======== GIVEN INFORMATION ========
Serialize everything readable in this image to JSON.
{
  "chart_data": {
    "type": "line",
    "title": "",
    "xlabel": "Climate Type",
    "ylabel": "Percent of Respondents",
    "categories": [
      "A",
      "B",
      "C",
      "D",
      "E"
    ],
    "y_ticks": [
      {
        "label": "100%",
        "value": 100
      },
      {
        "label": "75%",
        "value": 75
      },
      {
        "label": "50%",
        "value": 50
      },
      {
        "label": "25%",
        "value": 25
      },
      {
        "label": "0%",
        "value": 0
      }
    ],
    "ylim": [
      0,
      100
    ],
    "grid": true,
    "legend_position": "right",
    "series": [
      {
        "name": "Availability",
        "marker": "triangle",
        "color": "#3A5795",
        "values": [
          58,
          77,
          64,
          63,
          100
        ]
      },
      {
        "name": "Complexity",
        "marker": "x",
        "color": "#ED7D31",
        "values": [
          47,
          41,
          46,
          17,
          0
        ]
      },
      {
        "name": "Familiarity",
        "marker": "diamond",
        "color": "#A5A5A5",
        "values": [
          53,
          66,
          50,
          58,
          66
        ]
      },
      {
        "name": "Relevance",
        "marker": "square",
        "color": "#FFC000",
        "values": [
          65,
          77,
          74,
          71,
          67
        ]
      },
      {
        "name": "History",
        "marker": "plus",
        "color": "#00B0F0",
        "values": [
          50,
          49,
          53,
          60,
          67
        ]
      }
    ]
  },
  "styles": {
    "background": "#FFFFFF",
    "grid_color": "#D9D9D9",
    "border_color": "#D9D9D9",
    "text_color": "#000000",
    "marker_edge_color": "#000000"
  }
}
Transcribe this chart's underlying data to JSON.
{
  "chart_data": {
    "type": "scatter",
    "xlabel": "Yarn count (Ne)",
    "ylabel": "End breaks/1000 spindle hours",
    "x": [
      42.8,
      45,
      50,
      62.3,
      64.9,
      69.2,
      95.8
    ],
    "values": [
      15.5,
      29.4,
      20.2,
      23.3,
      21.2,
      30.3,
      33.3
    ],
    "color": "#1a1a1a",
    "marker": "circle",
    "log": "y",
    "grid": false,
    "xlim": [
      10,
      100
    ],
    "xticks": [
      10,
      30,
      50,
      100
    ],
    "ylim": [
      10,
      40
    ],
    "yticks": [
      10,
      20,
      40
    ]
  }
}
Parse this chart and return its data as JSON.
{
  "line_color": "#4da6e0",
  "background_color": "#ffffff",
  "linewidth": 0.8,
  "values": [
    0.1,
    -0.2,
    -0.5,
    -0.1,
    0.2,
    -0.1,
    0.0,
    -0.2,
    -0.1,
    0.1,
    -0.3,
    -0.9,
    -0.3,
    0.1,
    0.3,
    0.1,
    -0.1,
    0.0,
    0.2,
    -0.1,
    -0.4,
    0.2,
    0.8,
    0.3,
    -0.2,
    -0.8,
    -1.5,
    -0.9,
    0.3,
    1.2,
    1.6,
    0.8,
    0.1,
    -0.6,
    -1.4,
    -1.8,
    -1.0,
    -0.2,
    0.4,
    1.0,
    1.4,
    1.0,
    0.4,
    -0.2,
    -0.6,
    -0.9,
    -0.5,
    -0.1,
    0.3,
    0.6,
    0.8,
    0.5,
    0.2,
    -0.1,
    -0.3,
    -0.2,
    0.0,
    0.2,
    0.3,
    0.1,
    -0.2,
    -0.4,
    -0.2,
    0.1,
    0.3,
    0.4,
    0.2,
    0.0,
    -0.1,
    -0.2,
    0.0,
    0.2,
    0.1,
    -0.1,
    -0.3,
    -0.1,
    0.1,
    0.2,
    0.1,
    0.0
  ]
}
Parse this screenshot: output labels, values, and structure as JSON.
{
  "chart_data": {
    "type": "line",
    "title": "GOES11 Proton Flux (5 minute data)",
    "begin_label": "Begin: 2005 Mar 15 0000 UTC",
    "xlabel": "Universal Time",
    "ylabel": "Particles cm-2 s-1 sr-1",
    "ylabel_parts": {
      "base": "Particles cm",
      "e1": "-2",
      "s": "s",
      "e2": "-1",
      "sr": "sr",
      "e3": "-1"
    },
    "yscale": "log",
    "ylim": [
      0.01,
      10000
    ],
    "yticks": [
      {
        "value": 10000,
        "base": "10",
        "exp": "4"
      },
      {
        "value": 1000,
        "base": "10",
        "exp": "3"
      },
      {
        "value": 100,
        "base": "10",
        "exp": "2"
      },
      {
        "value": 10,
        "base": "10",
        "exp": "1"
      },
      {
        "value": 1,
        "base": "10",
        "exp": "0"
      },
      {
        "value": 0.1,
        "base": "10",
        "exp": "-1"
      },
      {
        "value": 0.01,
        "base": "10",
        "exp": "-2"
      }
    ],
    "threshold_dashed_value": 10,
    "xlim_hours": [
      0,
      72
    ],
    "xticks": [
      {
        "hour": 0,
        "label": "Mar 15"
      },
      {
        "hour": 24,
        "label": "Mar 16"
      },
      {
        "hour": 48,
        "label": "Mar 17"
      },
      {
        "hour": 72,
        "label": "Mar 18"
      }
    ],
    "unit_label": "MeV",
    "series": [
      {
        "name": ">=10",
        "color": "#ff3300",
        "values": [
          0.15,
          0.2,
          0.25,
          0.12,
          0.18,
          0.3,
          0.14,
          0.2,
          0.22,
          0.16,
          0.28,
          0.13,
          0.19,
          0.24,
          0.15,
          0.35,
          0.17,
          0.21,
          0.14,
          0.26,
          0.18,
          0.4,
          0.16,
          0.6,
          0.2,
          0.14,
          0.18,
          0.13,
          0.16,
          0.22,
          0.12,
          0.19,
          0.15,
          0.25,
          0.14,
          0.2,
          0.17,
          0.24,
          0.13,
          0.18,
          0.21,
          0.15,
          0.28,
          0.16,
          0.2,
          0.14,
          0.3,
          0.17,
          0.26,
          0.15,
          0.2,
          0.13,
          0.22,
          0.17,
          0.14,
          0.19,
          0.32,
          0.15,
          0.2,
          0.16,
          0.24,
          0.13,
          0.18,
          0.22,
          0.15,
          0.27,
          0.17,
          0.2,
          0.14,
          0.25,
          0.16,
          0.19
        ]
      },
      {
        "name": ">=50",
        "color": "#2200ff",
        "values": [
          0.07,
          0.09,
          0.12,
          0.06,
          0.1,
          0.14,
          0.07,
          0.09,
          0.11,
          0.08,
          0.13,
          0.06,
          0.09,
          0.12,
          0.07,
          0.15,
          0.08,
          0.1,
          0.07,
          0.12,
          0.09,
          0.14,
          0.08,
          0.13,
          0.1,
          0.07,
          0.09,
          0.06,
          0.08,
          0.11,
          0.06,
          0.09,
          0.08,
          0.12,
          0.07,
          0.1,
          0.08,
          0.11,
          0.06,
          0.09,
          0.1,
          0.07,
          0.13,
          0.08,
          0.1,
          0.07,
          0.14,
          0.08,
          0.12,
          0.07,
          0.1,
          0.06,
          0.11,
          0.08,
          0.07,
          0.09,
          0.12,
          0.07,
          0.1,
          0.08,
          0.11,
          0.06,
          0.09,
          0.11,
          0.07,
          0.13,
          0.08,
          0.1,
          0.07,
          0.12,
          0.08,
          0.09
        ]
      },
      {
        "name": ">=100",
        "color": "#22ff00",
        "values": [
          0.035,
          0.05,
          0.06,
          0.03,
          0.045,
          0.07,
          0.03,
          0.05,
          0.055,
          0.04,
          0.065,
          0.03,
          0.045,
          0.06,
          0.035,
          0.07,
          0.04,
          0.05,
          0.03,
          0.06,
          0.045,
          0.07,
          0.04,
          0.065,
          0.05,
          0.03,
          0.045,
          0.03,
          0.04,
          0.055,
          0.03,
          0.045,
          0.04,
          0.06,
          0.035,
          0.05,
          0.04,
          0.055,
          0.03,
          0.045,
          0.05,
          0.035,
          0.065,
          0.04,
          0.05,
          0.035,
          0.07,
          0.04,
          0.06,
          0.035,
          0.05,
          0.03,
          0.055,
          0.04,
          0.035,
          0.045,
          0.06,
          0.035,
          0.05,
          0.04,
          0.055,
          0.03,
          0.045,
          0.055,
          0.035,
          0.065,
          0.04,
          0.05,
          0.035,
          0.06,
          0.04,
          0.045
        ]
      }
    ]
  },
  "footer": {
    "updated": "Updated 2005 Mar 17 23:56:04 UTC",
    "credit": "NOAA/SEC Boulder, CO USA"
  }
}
========
• WHAT YOU HAVE TO DO
Scan the material above. Return every line containing the string "this".

• WORKED SOLUTION
Serialize everything readable in this image to JSON.
Transcribe this chart's underlying data to JSON.
Parse this chart and return its data as JSON.
Parse this screenshot: output labels, values, and structure as JSON.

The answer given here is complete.